WHAT NEEDS TO BE DONE
Don't copy the pictures; return every other part of the records exactly.

INPUT FOR THIS TASK

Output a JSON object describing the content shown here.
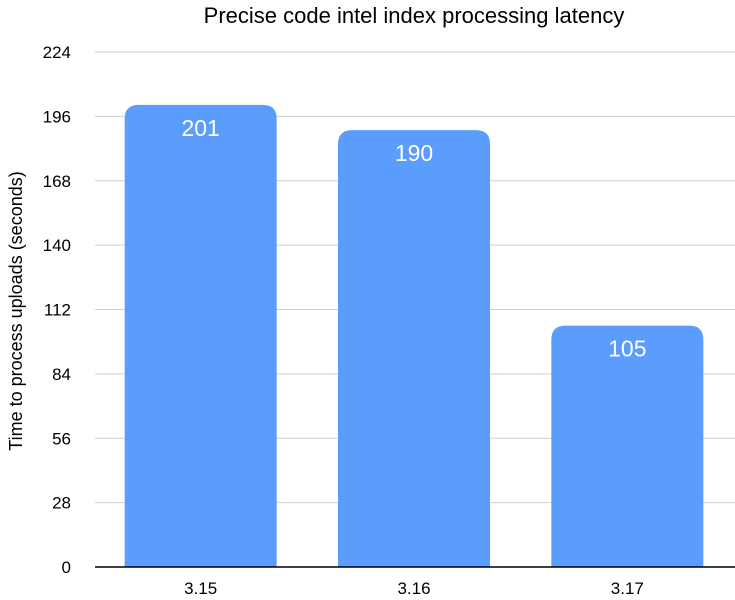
{
  "chart_data": {
    "type": "bar",
    "title": "Precise code intel index processing latency",
    "xlabel": "",
    "ylabel": "Time to process uploads (seconds)",
    "categories": [
      "3.15",
      "3.16",
      "3.17"
    ],
    "values": [
      201,
      190,
      105
    ],
    "data_labels": [
      "201",
      "190",
      "105"
    ],
    "ylim": [
      0,
      224
    ],
    "yticks": [
      0,
      28,
      56,
      84,
      112,
      140,
      168,
      196,
      224
    ],
    "ytick_labels": [
      "0",
      "28",
      "56",
      "84",
      "112",
      "140",
      "168",
      "196",
      "224"
    ],
    "grid": true,
    "legend": "none",
    "bar_color": "#5b9dfc"
  }
}
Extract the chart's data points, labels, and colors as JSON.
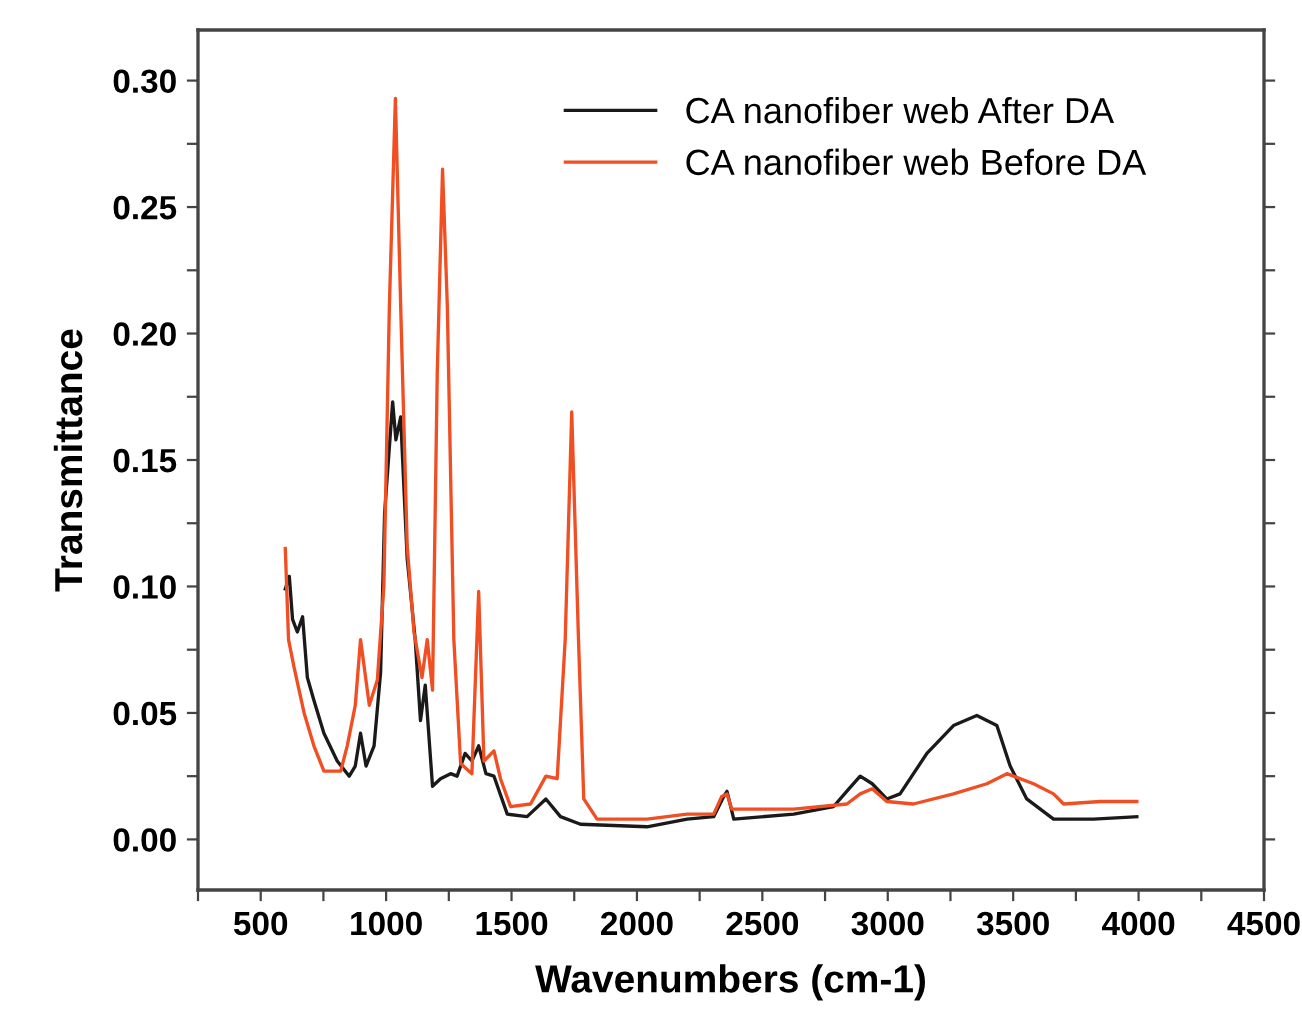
{
  "chart_data": {
    "type": "line",
    "xlabel": "Wavenumbers (cm-1)",
    "ylabel": "Transmittance",
    "xlim": [
      250,
      4500
    ],
    "ylim": [
      -0.02,
      0.32
    ],
    "xticks": [
      {
        "value": 250,
        "label": null
      },
      500,
      {
        "value": 750,
        "label": null
      },
      1000,
      {
        "value": 1250,
        "label": null
      },
      1500,
      {
        "value": 1750,
        "label": null
      },
      2000,
      {
        "value": 2250,
        "label": null
      },
      2500,
      {
        "value": 2750,
        "label": null
      },
      3000,
      {
        "value": 3250,
        "label": null
      },
      3500,
      {
        "value": 3750,
        "label": null
      },
      4000,
      {
        "value": 4250,
        "label": null
      },
      4500
    ],
    "yticks": [
      {
        "value": 0.0,
        "label": "0.00"
      },
      {
        "value": 0.025,
        "label": null
      },
      {
        "value": 0.05,
        "label": "0.05"
      },
      {
        "value": 0.075,
        "label": null
      },
      {
        "value": 0.1,
        "label": "0.10"
      },
      {
        "value": 0.125,
        "label": null
      },
      {
        "value": 0.15,
        "label": "0.15"
      },
      {
        "value": 0.175,
        "label": null
      },
      {
        "value": 0.2,
        "label": "0.20"
      },
      {
        "value": 0.225,
        "label": null
      },
      {
        "value": 0.25,
        "label": "0.25"
      },
      {
        "value": 0.275,
        "label": null
      },
      {
        "value": 0.3,
        "label": "0.30"
      }
    ],
    "grid": false,
    "legend": "top right",
    "marker": "none",
    "line_style": "solid",
    "series": [
      {
        "name": "CA nanofiber web After DA",
        "color": "#1a1a1a",
        "x": [
          598,
          614,
          627,
          646,
          667,
          686,
          712,
          752,
          805,
          853,
          877,
          898,
          920,
          952,
          978,
          994,
          1026,
          1039,
          1058,
          1084,
          1116,
          1137,
          1156,
          1185,
          1217,
          1257,
          1283,
          1315,
          1342,
          1369,
          1398,
          1430,
          1483,
          1562,
          1637,
          1695,
          1775,
          2040,
          2200,
          2306,
          2346,
          2359,
          2386,
          2625,
          2784,
          2845,
          2890,
          2938,
          2996,
          3049,
          3156,
          3262,
          3355,
          3435,
          3488,
          3554,
          3661,
          3820,
          3993
        ],
        "values": [
          0.099,
          0.104,
          0.087,
          0.082,
          0.088,
          0.064,
          0.055,
          0.042,
          0.031,
          0.025,
          0.029,
          0.042,
          0.029,
          0.037,
          0.066,
          0.129,
          0.173,
          0.158,
          0.167,
          0.111,
          0.079,
          0.047,
          0.061,
          0.021,
          0.024,
          0.026,
          0.025,
          0.034,
          0.031,
          0.037,
          0.026,
          0.025,
          0.01,
          0.009,
          0.016,
          0.009,
          0.006,
          0.005,
          0.008,
          0.009,
          0.017,
          0.019,
          0.008,
          0.01,
          0.013,
          0.02,
          0.025,
          0.022,
          0.016,
          0.018,
          0.034,
          0.045,
          0.049,
          0.045,
          0.029,
          0.016,
          0.008,
          0.008,
          0.009
        ]
      },
      {
        "name": "CA nanofiber web Before DA",
        "color": "#f04e23",
        "x": [
          598,
          611,
          633,
          673,
          712,
          752,
          819,
          845,
          877,
          898,
          933,
          965,
          991,
          1013,
          1037,
          1058,
          1084,
          1111,
          1143,
          1164,
          1185,
          1204,
          1225,
          1244,
          1270,
          1297,
          1342,
          1369,
          1390,
          1430,
          1456,
          1496,
          1576,
          1637,
          1682,
          1714,
          1740,
          1767,
          1788,
          1841,
          2040,
          2200,
          2306,
          2338,
          2359,
          2378,
          2572,
          2625,
          2837,
          2890,
          2938,
          2996,
          3102,
          3262,
          3395,
          3475,
          3581,
          3661,
          3701,
          3847,
          3993
        ],
        "values": [
          0.115,
          0.079,
          0.068,
          0.05,
          0.037,
          0.027,
          0.027,
          0.037,
          0.053,
          0.079,
          0.053,
          0.063,
          0.1,
          0.211,
          0.293,
          0.211,
          0.116,
          0.082,
          0.064,
          0.079,
          0.059,
          0.185,
          0.265,
          0.211,
          0.079,
          0.03,
          0.026,
          0.098,
          0.031,
          0.035,
          0.024,
          0.013,
          0.014,
          0.025,
          0.024,
          0.079,
          0.169,
          0.079,
          0.016,
          0.008,
          0.008,
          0.01,
          0.01,
          0.017,
          0.018,
          0.012,
          0.012,
          0.012,
          0.014,
          0.018,
          0.02,
          0.015,
          0.014,
          0.018,
          0.022,
          0.026,
          0.022,
          0.018,
          0.014,
          0.015,
          0.015
        ]
      }
    ]
  }
}
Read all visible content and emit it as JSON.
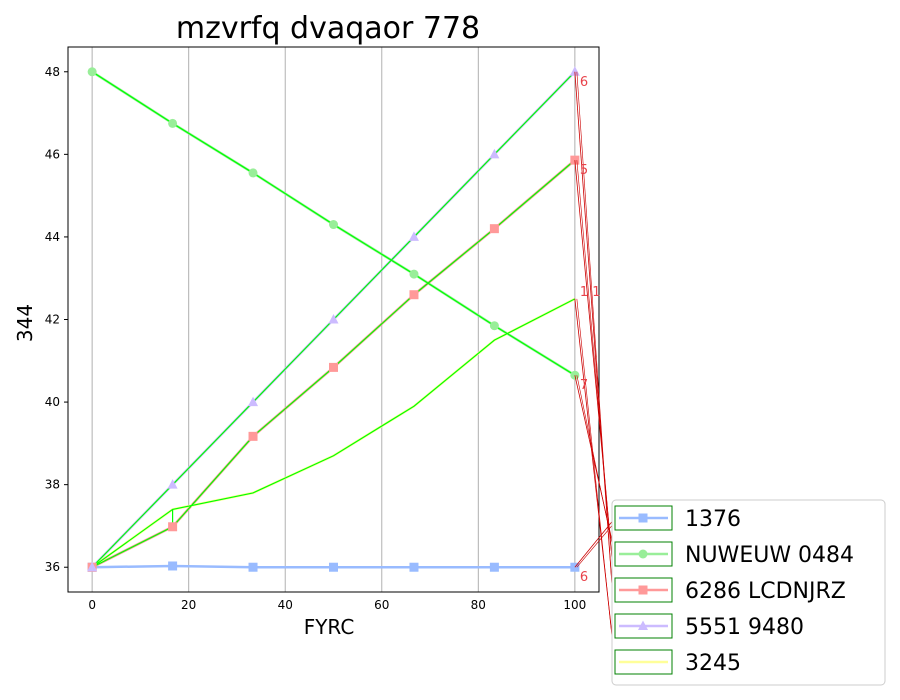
{
  "chart_data": {
    "type": "line",
    "title": "mzvrfq dvaqaor 778",
    "xlabel": "FYRC",
    "ylabel": "344",
    "xlim": [
      -5,
      105
    ],
    "ylim": [
      35.4,
      48.6
    ],
    "xticks": [
      0,
      20,
      40,
      60,
      80,
      100
    ],
    "yticks": [
      36,
      38,
      40,
      42,
      44,
      46,
      48
    ],
    "grid": "vertical",
    "legend_position": "lower-right-outside",
    "highlight_color": "#00ff00",
    "leader_color": "#cc0000",
    "x": [
      0,
      16.67,
      33.33,
      50,
      66.67,
      83.33,
      100
    ],
    "series": [
      {
        "name": "1376",
        "color": "#99bbff",
        "marker": "square",
        "values": [
          36.0,
          36.03,
          36.0,
          36.0,
          36.0,
          36.0,
          36.0
        ],
        "end_label": "6"
      },
      {
        "name": "NUWEUW 0484",
        "color": "#99ee99",
        "marker": "circle",
        "values": [
          48.0,
          46.75,
          45.55,
          44.3,
          43.1,
          41.85,
          40.65
        ],
        "end_label": "7"
      },
      {
        "name": "6286 LCDNJRZ",
        "color": "#ff9999",
        "marker": "square",
        "values": [
          36.0,
          36.98,
          39.17,
          40.84,
          42.6,
          44.2,
          45.86
        ],
        "end_label": "5"
      },
      {
        "name": "5551 9480",
        "color": "#ccbbff",
        "marker": "triangle",
        "values": [
          36.0,
          38.0,
          40.0,
          42.0,
          44.0,
          46.0,
          48.0
        ],
        "end_label": "6"
      },
      {
        "name": "3245",
        "color": "#ffff99",
        "marker": "none",
        "values": [
          36.0,
          37.4,
          37.8,
          38.7,
          39.9,
          41.5,
          42.5
        ],
        "end_label": "1 1"
      }
    ]
  }
}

RESULT OF THE EXERCISE
Output a JSON object describing the content shown here.
{
  "chart_data": {
    "type": "bar",
    "title": "Precise code intel index processing latency",
    "xlabel": "",
    "ylabel": "Time to process uploads (seconds)",
    "categories": [
      "3.15",
      "3.16",
      "3.17"
    ],
    "values": [
      201,
      190,
      105
    ],
    "data_labels": [
      "201",
      "190",
      "105"
    ],
    "ylim": [
      0,
      224
    ],
    "yticks": [
      0,
      28,
      56,
      84,
      112,
      140,
      168,
      196,
      224
    ],
    "ytick_labels": [
      "0",
      "28",
      "56",
      "84",
      "112",
      "140",
      "168",
      "196",
      "224"
    ],
    "grid": true,
    "legend": "none",
    "bar_color": "#5b9dfc"
  }
}
Extract the chart's data points, labels, and colors as JSON.
{
  "chart_data": {
    "type": "line",
    "xlabel": "Wavenumbers (cm-1)",
    "ylabel": "Transmittance",
    "xlim": [
      250,
      4500
    ],
    "ylim": [
      -0.02,
      0.32
    ],
    "xticks": [
      {
        "value": 250,
        "label": null
      },
      500,
      {
        "value": 750,
        "label": null
      },
      1000,
      {
        "value": 1250,
        "label": null
      },
      1500,
      {
        "value": 1750,
        "label": null
      },
      2000,
      {
        "value": 2250,
        "label": null
      },
      2500,
      {
        "value": 2750,
        "label": null
      },
      3000,
      {
        "value": 3250,
        "label": null
      },
      3500,
      {
        "value": 3750,
        "label": null
      },
      4000,
      {
        "value": 4250,
        "label": null
      },
      4500
    ],
    "yticks": [
      {
        "value": 0.0,
        "label": "0.00"
      },
      {
        "value": 0.025,
        "label": null
      },
      {
        "value": 0.05,
        "label": "0.05"
      },
      {
        "value": 0.075,
        "label": null
      },
      {
        "value": 0.1,
        "label": "0.10"
      },
      {
        "value": 0.125,
        "label": null
      },
      {
        "value": 0.15,
        "label": "0.15"
      },
      {
        "value": 0.175,
        "label": null
      },
      {
        "value": 0.2,
        "label": "0.20"
      },
      {
        "value": 0.225,
        "label": null
      },
      {
        "value": 0.25,
        "label": "0.25"
      },
      {
        "value": 0.275,
        "label": null
      },
      {
        "value": 0.3,
        "label": "0.30"
      }
    ],
    "grid": false,
    "legend": "top right",
    "marker": "none",
    "line_style": "solid",
    "series": [
      {
        "name": "CA nanofiber web After DA",
        "color": "#1a1a1a",
        "x": [
          598,
          614,
          627,
          646,
          667,
          686,
          712,
          752,
          805,
          853,
          877,
          898,
          920,
          952,
          978,
          994,
          1026,
          1039,
          1058,
          1084,
          1116,
          1137,
          1156,
          1185,
          1217,
          1257,
          1283,
          1315,
          1342,
          1369,
          1398,
          1430,
          1483,
          1562,
          1637,
          1695,
          1775,
          2040,
          2200,
          2306,
          2346,
          2359,
          2386,
          2625,
          2784,
          2845,
          2890,
          2938,
          2996,
          3049,
          3156,
          3262,
          3355,
          3435,
          3488,
          3554,
          3661,
          3820,
          3993
        ],
        "values": [
          0.099,
          0.104,
          0.087,
          0.082,
          0.088,
          0.064,
          0.055,
          0.042,
          0.031,
          0.025,
          0.029,
          0.042,
          0.029,
          0.037,
          0.066,
          0.129,
          0.173,
          0.158,
          0.167,
          0.111,
          0.079,
          0.047,
          0.061,
          0.021,
          0.024,
          0.026,
          0.025,
          0.034,
          0.031,
          0.037,
          0.026,
          0.025,
          0.01,
          0.009,
          0.016,
          0.009,
          0.006,
          0.005,
          0.008,
          0.009,
          0.017,
          0.019,
          0.008,
          0.01,
          0.013,
          0.02,
          0.025,
          0.022,
          0.016,
          0.018,
          0.034,
          0.045,
          0.049,
          0.045,
          0.029,
          0.016,
          0.008,
          0.008,
          0.009
        ]
      },
      {
        "name": "CA nanofiber web Before DA",
        "color": "#f04e23",
        "x": [
          598,
          611,
          633,
          673,
          712,
          752,
          819,
          845,
          877,
          898,
          933,
          965,
          991,
          1013,
          1037,
          1058,
          1084,
          1111,
          1143,
          1164,
          1185,
          1204,
          1225,
          1244,
          1270,
          1297,
          1342,
          1369,
          1390,
          1430,
          1456,
          1496,
          1576,
          1637,
          1682,
          1714,
          1740,
          1767,
          1788,
          1841,
          2040,
          2200,
          2306,
          2338,
          2359,
          2378,
          2572,
          2625,
          2837,
          2890,
          2938,
          2996,
          3102,
          3262,
          3395,
          3475,
          3581,
          3661,
          3701,
          3847,
          3993
        ],
        "values": [
          0.115,
          0.079,
          0.068,
          0.05,
          0.037,
          0.027,
          0.027,
          0.037,
          0.053,
          0.079,
          0.053,
          0.063,
          0.1,
          0.211,
          0.293,
          0.211,
          0.116,
          0.082,
          0.064,
          0.079,
          0.059,
          0.185,
          0.265,
          0.211,
          0.079,
          0.03,
          0.026,
          0.098,
          0.031,
          0.035,
          0.024,
          0.013,
          0.014,
          0.025,
          0.024,
          0.079,
          0.169,
          0.079,
          0.016,
          0.008,
          0.008,
          0.01,
          0.01,
          0.017,
          0.018,
          0.012,
          0.012,
          0.012,
          0.014,
          0.018,
          0.02,
          0.015,
          0.014,
          0.018,
          0.022,
          0.026,
          0.022,
          0.018,
          0.014,
          0.015,
          0.015
        ]
      }
    ]
  }
}
Read all visible content and emit it as JSON.
{
  "chart_data": {
    "type": "line",
    "title": "mzvrfq dvaqaor 778",
    "xlabel": "FYRC",
    "ylabel": "344",
    "xlim": [
      -5,
      105
    ],
    "ylim": [
      35.4,
      48.6
    ],
    "xticks": [
      0,
      20,
      40,
      60,
      80,
      100
    ],
    "yticks": [
      36,
      38,
      40,
      42,
      44,
      46,
      48
    ],
    "grid": "vertical",
    "legend_position": "lower-right-outside",
    "highlight_color": "#00ff00",
    "leader_color": "#cc0000",
    "x": [
      0,
      16.67,
      33.33,
      50,
      66.67,
      83.33,
      100
    ],
    "series": [
      {
        "name": "1376",
        "color": "#99bbff",
        "marker": "square",
        "values": [
          36.0,
          36.03,
          36.0,
          36.0,
          36.0,
          36.0,
          36.0
        ],
        "end_label": "6"
      },
      {
        "name": "NUWEUW 0484",
        "color": "#99ee99",
        "marker": "circle",
        "values": [
          48.0,
          46.75,
          45.55,
          44.3,
          43.1,
          41.85,
          40.65
        ],
        "end_label": "7"
      },
      {
        "name": "6286 LCDNJRZ",
        "color": "#ff9999",
        "marker": "square",
        "values": [
          36.0,
          36.98,
          39.17,
          40.84,
          42.6,
          44.2,
          45.86
        ],
        "end_label": "5"
      },
      {
        "name": "5551 9480",
        "color": "#ccbbff",
        "marker": "triangle",
        "values": [
          36.0,
          38.0,
          40.0,
          42.0,
          44.0,
          46.0,
          48.0
        ],
        "end_label": "6"
      },
      {
        "name": "3245",
        "color": "#ffff99",
        "marker": "none",
        "values": [
          36.0,
          37.4,
          37.8,
          38.7,
          39.9,
          41.5,
          42.5
        ],
        "end_label": "1 1"
      }
    ]
  }
}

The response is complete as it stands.